((

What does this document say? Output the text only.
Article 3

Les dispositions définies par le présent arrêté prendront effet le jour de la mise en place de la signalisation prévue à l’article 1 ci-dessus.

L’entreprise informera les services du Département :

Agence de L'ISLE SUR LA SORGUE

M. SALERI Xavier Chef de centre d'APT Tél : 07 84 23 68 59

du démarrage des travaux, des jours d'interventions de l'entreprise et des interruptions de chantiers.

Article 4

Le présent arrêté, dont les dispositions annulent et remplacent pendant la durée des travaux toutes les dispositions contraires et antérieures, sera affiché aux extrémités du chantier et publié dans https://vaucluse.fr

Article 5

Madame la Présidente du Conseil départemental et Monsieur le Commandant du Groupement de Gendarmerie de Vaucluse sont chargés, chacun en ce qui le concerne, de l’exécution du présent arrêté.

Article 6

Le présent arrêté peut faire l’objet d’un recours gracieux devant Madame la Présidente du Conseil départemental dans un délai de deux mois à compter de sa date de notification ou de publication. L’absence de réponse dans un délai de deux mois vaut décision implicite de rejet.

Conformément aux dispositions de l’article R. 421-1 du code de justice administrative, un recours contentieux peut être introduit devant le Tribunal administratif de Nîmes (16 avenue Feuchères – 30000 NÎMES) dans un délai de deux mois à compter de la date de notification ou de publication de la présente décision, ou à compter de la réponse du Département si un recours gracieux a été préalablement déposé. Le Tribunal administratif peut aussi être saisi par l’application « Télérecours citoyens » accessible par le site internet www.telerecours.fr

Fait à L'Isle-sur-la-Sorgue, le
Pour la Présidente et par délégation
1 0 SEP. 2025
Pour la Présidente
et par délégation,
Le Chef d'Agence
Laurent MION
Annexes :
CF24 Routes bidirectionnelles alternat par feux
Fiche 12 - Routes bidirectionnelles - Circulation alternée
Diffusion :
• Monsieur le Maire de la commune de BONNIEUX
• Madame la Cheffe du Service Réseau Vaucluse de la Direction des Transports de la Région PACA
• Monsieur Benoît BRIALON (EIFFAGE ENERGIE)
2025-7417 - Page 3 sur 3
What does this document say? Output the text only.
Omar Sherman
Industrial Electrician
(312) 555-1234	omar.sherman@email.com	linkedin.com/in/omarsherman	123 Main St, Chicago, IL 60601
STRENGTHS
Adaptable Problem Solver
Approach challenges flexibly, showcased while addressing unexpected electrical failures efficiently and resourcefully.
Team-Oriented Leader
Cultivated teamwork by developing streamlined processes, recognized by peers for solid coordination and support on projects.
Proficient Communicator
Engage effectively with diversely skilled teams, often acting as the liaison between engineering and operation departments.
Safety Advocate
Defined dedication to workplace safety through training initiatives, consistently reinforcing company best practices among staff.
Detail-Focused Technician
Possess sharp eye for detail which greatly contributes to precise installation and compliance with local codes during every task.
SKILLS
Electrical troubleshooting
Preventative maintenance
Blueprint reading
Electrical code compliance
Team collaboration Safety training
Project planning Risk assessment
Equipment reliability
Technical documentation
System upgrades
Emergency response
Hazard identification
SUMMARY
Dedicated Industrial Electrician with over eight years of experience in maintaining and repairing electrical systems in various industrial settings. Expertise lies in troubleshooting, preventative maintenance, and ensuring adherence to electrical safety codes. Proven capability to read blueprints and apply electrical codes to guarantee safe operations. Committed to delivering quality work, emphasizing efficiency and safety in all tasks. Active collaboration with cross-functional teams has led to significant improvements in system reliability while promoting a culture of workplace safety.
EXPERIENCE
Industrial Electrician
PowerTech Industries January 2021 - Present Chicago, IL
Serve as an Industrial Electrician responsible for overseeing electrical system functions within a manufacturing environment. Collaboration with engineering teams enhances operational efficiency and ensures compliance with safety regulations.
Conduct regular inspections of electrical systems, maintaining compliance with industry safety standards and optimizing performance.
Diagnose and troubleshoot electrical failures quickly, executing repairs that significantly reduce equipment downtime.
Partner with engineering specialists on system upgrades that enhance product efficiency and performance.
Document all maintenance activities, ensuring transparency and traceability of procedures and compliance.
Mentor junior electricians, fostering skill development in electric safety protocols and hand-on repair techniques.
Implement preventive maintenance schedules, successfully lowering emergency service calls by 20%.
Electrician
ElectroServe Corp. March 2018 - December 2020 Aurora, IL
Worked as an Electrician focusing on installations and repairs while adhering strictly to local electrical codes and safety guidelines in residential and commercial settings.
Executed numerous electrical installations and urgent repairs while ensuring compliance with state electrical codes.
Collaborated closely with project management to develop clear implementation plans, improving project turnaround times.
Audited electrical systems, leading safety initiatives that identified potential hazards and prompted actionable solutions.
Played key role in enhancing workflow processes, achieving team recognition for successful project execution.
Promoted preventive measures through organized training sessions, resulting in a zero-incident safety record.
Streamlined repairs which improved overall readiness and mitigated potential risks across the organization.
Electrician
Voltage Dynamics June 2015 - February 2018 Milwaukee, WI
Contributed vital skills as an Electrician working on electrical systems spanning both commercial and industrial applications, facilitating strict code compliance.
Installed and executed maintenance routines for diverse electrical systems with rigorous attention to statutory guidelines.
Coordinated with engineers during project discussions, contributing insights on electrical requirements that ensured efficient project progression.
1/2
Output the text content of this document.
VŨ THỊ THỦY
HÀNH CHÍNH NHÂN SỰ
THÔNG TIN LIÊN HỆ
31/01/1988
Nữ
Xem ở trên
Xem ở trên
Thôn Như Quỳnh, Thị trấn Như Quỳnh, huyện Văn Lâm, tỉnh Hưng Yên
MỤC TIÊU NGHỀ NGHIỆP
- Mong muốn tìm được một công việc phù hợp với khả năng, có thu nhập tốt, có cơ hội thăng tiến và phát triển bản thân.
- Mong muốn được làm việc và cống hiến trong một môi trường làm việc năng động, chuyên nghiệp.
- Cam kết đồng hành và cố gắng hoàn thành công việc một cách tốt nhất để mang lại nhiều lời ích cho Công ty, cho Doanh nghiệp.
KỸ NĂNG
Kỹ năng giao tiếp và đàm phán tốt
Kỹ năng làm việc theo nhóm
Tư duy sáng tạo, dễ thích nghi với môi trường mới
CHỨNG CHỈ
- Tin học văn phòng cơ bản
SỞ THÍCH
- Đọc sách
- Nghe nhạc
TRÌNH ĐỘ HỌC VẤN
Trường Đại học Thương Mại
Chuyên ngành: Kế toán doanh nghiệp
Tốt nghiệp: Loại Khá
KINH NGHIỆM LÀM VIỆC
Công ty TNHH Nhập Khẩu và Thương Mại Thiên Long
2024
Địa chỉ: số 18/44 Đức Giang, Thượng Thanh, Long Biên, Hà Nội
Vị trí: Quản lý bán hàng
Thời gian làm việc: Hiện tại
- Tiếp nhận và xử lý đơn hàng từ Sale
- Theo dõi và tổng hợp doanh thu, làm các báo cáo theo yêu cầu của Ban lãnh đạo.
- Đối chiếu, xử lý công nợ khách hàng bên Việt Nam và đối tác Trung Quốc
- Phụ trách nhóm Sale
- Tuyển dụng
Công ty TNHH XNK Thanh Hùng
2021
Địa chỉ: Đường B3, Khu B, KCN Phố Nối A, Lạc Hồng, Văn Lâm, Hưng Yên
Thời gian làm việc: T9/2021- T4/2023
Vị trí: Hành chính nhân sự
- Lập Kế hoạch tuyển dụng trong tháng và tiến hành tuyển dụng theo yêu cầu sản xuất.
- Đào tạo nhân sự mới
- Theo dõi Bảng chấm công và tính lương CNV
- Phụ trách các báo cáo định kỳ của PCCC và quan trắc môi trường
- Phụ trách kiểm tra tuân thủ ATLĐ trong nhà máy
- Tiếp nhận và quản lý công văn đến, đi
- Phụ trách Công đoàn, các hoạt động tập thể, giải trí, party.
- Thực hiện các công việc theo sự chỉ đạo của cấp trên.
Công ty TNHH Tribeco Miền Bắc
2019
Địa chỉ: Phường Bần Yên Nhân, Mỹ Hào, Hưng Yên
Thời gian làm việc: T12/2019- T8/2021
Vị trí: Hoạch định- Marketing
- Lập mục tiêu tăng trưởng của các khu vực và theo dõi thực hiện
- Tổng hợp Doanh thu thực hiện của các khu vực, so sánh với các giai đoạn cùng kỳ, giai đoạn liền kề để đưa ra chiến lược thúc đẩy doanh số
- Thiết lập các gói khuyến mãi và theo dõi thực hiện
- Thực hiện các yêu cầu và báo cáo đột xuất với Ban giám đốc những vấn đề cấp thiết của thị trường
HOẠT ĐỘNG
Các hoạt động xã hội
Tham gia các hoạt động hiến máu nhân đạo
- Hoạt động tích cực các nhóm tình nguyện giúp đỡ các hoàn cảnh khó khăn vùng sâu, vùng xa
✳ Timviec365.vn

))

Exercise brief: Scan the lines for the string "nhận". Pick out every line that has it.

The answer:
- Tiếp nhận và xử lý đơn hàng từ Sale
- Tiếp nhận và quản lý công văn đến, đi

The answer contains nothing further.